» **Recorded data**
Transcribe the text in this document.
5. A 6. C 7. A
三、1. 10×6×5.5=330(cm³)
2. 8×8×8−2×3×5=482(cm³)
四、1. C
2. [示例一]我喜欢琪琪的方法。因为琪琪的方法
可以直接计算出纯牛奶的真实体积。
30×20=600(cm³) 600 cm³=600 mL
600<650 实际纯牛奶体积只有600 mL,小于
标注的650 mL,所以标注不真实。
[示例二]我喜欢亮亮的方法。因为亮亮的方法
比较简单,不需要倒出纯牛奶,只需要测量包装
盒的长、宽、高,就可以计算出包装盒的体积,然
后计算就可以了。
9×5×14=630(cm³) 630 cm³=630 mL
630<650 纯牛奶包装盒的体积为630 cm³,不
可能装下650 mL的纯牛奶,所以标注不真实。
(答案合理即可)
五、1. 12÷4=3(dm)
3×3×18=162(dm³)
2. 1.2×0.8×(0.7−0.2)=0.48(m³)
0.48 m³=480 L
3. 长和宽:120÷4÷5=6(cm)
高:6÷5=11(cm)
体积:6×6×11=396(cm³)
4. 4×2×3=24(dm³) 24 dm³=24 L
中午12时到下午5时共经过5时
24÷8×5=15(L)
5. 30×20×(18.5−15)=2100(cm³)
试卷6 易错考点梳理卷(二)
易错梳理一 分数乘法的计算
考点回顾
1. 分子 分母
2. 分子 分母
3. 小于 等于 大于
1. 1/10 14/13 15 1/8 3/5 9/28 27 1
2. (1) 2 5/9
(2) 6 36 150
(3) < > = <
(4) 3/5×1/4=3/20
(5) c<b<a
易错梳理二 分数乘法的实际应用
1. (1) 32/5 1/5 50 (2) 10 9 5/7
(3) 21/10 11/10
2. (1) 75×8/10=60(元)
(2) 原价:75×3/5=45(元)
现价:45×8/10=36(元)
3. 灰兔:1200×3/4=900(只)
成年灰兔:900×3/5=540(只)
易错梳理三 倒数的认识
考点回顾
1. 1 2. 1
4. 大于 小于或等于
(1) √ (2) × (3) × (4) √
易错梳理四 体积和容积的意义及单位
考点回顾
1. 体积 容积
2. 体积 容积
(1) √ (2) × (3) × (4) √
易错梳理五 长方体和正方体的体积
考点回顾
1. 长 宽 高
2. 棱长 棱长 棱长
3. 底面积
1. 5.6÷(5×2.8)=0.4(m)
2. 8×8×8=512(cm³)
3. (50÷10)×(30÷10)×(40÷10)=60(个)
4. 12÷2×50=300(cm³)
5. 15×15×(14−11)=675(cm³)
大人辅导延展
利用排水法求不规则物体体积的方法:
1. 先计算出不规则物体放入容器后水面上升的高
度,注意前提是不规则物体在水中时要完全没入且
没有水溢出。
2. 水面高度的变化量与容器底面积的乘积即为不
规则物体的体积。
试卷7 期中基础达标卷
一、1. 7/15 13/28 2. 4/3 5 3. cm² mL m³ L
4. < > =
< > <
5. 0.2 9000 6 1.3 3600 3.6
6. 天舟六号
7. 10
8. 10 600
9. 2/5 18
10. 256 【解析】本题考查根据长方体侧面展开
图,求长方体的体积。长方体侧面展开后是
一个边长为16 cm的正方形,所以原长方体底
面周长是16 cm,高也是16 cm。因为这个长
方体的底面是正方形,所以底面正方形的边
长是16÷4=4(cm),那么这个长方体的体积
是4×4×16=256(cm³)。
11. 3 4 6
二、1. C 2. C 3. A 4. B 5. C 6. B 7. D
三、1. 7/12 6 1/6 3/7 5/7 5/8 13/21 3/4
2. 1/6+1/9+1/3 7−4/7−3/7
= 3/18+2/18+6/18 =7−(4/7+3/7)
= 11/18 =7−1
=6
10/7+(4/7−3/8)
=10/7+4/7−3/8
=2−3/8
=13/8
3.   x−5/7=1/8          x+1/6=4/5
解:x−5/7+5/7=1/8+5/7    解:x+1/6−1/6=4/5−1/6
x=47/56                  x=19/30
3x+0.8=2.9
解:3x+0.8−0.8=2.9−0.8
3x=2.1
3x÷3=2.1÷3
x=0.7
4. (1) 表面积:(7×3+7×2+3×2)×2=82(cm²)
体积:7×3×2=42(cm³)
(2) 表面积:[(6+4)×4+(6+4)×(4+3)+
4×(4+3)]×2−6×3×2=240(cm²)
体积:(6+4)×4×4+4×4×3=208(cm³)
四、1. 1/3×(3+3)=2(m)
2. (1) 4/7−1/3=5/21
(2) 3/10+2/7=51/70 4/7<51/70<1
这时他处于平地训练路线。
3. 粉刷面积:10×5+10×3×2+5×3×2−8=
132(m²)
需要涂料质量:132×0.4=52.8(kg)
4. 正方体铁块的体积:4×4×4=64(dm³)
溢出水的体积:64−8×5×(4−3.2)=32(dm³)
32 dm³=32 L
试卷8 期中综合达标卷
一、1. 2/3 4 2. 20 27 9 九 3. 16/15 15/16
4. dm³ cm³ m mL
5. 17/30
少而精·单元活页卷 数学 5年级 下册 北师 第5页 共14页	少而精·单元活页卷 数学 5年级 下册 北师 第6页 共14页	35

» **Given task**
All of the data must be returned exactly.

» **Expected answer**
Transcribe the text in this document.
5. A 6. C 7. A
三、1. 10×6×5.5=330(cm³)
2. 8×8×8−2×3×5=482(cm³)
四、1. C
2. [示例一]我喜欢琪琪的方法。因为琪琪的方法
可以直接计算出纯牛奶的真实体积。
30×20=600(cm³) 600 cm³=600 mL
600<650 实际纯牛奶体积只有600 mL,小于
标注的650 mL,所以标注不真实。
[示例二]我喜欢亮亮的方法。因为亮亮的方法
比较简单,不需要倒出纯牛奶,只需要测量包装
盒的长、宽、高,就可以计算出包装盒的体积,然
后计算就可以了。
9×5×14=630(cm³) 630 cm³=630 mL
630<650 纯牛奶包装盒的体积为630 cm³,不
可能装下650 mL的纯牛奶,所以标注不真实。
(答案合理即可)
五、1. 12÷4=3(dm)
3×3×18=162(dm³)
2. 1.2×0.8×(0.7−0.2)=0.48(m³)
0.48 m³=480 L
3. 长和宽:120÷4÷5=6(cm)
高:6÷5=11(cm)
体积:6×6×11=396(cm³)
4. 4×2×3=24(dm³) 24 dm³=24 L
中午12时到下午5时共经过5时
24÷8×5=15(L)
5. 30×20×(18.5−15)=2100(cm³)
试卷6 易错考点梳理卷(二)
易错梳理一 分数乘法的计算
考点回顾
1. 分子 分母
2. 分子 分母
3. 小于 等于 大于
1. 1/10 14/13 15 1/8 3/5 9/28 27 1
2. (1) 2 5/9
(2) 6 36 150
(3) < > = <
(4) 3/5×1/4=3/20
(5) c<b<a
易错梳理二 分数乘法的实际应用
1. (1) 32/5 1/5 50 (2) 10 9 5/7
(3) 21/10 11/10
2. (1) 75×8/10=60(元)
(2) 原价:75×3/5=45(元)
现价:45×8/10=36(元)
3. 灰兔:1200×3/4=900(只)
成年灰兔:900×3/5=540(只)
易错梳理三 倒数的认识
考点回顾
1. 1 2. 1
4. 大于 小于或等于
(1) √ (2) × (3) × (4) √
易错梳理四 体积和容积的意义及单位
考点回顾
1. 体积 容积
2. 体积 容积
(1) √ (2) × (3) × (4) √
易错梳理五 长方体和正方体的体积
考点回顾
1. 长 宽 高
2. 棱长 棱长 棱长
3. 底面积
1. 5.6÷(5×2.8)=0.4(m)
2. 8×8×8=512(cm³)
3. (50÷10)×(30÷10)×(40÷10)=60(个)
4. 12÷2×50=300(cm³)
5. 15×15×(14−11)=675(cm³)
大人辅导延展
利用排水法求不规则物体体积的方法:
1. 先计算出不规则物体放入容器后水面上升的高
度,注意前提是不规则物体在水中时要完全没入且
没有水溢出。
2. 水面高度的变化量与容器底面积的乘积即为不
规则物体的体积。
试卷7 期中基础达标卷
一、1. 7/15 13/28 2. 4/3 5 3. cm² mL m³ L
4. < > =
< > <
5. 0.2 9000 6 1.3 3600 3.6
6. 天舟六号
7. 10
8. 10 600
9. 2/5 18
10. 256 【解析】本题考查根据长方体侧面展开
图,求长方体的体积。长方体侧面展开后是
一个边长为16 cm的正方形,所以原长方体底
面周长是16 cm,高也是16 cm。因为这个长
方体的底面是正方形,所以底面正方形的边
长是16÷4=4(cm),那么这个长方体的体积
是4×4×16=256(cm³)。
11. 3 4 6
二、1. C 2. C 3. A 4. B 5. C 6. B 7. D
三、1. 7/12 6 1/6 3/7 5/7 5/8 13/21 3/4
2. 1/6+1/9+1/3 7−4/7−3/7
= 3/18+2/18+6/18 =7−(4/7+3/7)
= 11/18 =7−1
=6
10/7+(4/7−3/8)
=10/7+4/7−3/8
=2−3/8
=13/8
3.   x−5/7=1/8          x+1/6=4/5
解:x−5/7+5/7=1/8+5/7    解:x+1/6−1/6=4/5−1/6
x=47/56                  x=19/30
3x+0.8=2.9
解:3x+0.8−0.8=2.9−0.8
3x=2.1
3x÷3=2.1÷3
x=0.7
4. (1) 表面积:(7×3+7×2+3×2)×2=82(cm²)
体积:7×3×2=42(cm³)
(2) 表面积:[(6+4)×4+(6+4)×(4+3)+
4×(4+3)]×2−6×3×2=240(cm²)
体积:(6+4)×4×4+4×4×3=208(cm³)
四、1. 1/3×(3+3)=2(m)
2. (1) 4/7−1/3=5/21
(2) 3/10+2/7=51/70 4/7<51/70<1
这时他处于平地训练路线。
3. 粉刷面积:10×5+10×3×2+5×3×2−8=
132(m²)
需要涂料质量:132×0.4=52.8(kg)
4. 正方体铁块的体积:4×4×4=64(dm³)
溢出水的体积:64−8×5×(4−3.2)=32(dm³)
32 dm³=32 L
试卷8 期中综合达标卷
一、1. 2/3 4 2. 20 27 9 九 3. 16/15 15/16
4. dm³ cm³ m mL
5. 17/30
少而精·单元活页卷 数学 5年级 下册 北师 第5页 共14页	少而精·单元活页卷 数学 5年级 下册 北师 第6页 共14页	35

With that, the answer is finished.